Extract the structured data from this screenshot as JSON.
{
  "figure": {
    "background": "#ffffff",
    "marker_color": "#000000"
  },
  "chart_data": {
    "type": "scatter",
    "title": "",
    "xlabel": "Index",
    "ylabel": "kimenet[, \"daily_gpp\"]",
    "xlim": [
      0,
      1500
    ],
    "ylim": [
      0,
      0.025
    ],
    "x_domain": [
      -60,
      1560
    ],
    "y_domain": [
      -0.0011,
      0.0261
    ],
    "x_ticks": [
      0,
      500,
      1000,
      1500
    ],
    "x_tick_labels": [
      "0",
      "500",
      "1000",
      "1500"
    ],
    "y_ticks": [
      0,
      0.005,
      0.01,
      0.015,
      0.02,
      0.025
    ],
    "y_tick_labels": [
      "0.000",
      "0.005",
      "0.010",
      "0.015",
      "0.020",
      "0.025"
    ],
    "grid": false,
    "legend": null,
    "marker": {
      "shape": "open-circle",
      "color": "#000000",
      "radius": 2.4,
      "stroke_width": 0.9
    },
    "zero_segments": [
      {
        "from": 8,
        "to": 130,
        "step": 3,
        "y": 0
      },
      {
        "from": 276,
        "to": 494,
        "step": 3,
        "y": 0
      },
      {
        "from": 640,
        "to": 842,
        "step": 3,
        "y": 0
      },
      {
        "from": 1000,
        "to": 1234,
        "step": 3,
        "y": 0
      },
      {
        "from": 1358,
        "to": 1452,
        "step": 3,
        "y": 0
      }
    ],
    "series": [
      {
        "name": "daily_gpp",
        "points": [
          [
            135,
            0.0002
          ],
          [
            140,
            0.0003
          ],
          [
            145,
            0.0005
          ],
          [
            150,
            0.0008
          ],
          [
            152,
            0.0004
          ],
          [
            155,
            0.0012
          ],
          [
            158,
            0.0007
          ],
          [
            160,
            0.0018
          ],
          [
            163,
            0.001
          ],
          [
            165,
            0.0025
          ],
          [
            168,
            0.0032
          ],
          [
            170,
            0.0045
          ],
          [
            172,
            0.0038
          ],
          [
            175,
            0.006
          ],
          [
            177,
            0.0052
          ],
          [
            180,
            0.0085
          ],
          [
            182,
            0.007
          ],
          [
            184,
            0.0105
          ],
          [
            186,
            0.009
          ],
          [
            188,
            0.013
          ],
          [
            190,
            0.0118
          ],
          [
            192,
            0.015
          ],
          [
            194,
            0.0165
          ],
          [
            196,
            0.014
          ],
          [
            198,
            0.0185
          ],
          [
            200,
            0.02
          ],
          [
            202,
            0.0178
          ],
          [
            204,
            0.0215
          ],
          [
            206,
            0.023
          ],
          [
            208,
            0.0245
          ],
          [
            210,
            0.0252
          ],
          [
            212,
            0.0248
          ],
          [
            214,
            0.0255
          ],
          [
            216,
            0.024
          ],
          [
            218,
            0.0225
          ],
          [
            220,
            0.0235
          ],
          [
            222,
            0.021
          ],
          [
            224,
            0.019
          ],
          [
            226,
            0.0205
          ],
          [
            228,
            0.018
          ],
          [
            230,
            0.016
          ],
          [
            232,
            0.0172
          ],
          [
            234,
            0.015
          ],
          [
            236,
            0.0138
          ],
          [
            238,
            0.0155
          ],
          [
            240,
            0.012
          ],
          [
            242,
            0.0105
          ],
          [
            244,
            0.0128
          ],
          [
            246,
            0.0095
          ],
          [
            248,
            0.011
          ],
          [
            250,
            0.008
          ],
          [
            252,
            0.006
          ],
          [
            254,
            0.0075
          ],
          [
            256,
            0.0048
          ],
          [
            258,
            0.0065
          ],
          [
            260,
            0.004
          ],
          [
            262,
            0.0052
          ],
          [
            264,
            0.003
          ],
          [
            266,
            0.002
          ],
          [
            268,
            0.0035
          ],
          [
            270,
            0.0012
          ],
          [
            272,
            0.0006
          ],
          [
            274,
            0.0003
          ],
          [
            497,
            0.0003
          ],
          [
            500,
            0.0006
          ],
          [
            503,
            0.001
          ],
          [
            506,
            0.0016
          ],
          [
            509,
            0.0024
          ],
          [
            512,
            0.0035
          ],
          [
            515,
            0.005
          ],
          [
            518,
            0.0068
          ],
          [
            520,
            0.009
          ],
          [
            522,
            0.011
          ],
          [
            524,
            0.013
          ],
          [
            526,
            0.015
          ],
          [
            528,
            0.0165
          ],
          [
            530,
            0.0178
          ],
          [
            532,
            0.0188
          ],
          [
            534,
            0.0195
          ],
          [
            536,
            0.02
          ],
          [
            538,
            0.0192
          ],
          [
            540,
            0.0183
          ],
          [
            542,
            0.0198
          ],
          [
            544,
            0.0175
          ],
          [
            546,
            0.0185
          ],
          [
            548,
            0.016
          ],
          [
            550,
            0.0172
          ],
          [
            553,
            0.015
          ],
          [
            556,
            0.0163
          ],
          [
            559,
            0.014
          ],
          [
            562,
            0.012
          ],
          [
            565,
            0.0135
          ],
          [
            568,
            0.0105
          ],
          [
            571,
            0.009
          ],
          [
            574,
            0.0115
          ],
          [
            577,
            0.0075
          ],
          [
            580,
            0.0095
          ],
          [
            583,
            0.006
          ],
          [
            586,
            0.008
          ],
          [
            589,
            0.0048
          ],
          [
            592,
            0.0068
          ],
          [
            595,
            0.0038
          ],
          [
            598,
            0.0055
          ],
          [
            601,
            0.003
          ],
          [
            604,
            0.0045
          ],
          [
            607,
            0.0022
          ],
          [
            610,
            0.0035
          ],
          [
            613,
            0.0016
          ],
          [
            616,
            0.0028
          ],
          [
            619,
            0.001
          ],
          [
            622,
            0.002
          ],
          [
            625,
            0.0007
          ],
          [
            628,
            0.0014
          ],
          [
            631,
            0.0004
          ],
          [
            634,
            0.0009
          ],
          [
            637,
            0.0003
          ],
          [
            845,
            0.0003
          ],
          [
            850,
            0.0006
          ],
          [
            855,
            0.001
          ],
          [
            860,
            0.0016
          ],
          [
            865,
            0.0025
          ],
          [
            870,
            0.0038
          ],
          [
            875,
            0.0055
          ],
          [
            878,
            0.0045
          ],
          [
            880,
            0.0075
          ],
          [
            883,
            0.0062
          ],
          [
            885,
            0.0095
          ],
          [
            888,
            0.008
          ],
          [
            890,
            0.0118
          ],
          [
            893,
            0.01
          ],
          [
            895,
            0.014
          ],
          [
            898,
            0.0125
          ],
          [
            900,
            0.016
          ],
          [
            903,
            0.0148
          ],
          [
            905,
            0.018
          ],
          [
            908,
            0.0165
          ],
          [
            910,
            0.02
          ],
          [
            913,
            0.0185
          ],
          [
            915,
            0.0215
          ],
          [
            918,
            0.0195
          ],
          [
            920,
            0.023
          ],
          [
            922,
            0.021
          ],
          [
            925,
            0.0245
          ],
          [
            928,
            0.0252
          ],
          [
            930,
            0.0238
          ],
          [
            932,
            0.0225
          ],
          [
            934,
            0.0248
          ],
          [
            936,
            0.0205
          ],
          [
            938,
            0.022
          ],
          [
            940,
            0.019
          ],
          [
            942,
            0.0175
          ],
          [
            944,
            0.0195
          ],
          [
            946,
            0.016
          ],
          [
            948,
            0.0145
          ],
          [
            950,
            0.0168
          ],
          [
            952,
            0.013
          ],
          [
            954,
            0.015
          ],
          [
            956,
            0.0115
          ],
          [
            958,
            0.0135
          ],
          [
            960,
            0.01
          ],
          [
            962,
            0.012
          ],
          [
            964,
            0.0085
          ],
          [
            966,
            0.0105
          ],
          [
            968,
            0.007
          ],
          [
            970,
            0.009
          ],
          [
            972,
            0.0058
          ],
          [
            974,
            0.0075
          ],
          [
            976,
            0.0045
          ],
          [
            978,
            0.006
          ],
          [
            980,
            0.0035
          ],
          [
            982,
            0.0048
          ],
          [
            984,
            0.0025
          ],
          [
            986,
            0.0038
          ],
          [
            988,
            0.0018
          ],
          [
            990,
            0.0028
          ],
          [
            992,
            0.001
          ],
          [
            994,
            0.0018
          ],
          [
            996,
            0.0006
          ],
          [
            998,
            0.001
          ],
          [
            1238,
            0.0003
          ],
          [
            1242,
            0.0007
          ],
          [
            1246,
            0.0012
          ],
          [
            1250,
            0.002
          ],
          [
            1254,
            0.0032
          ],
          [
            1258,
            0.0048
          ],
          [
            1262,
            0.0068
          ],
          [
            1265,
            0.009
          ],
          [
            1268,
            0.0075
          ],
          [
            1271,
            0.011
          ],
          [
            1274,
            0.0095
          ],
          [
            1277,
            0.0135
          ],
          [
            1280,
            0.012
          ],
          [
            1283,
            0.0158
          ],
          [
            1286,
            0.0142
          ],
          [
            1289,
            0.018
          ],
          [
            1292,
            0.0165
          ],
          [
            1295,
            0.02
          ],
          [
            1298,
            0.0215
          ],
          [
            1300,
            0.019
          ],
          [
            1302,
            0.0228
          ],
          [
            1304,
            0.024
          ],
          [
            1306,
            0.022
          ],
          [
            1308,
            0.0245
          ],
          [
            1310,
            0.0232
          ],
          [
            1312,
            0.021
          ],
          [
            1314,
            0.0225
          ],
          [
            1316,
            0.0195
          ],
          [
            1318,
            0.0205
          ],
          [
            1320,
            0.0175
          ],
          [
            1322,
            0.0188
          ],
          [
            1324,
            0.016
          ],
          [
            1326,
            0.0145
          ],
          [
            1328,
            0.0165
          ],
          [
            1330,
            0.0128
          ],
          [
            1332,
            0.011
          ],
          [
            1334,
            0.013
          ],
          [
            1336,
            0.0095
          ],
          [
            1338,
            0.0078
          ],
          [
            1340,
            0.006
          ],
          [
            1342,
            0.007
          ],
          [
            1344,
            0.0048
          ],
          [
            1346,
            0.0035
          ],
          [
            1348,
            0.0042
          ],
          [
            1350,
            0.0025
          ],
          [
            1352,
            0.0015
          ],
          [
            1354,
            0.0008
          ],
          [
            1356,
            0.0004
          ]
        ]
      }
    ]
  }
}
---
### [Directions]
Check each line of the records for the word "from", and show the lines that contain it.

### [Response below]
Extract the structured data from this screenshot as JSON.
        "from": 8,
        "from": 276,
        "from": 640,
        "from": 1000,
        "from": 1358,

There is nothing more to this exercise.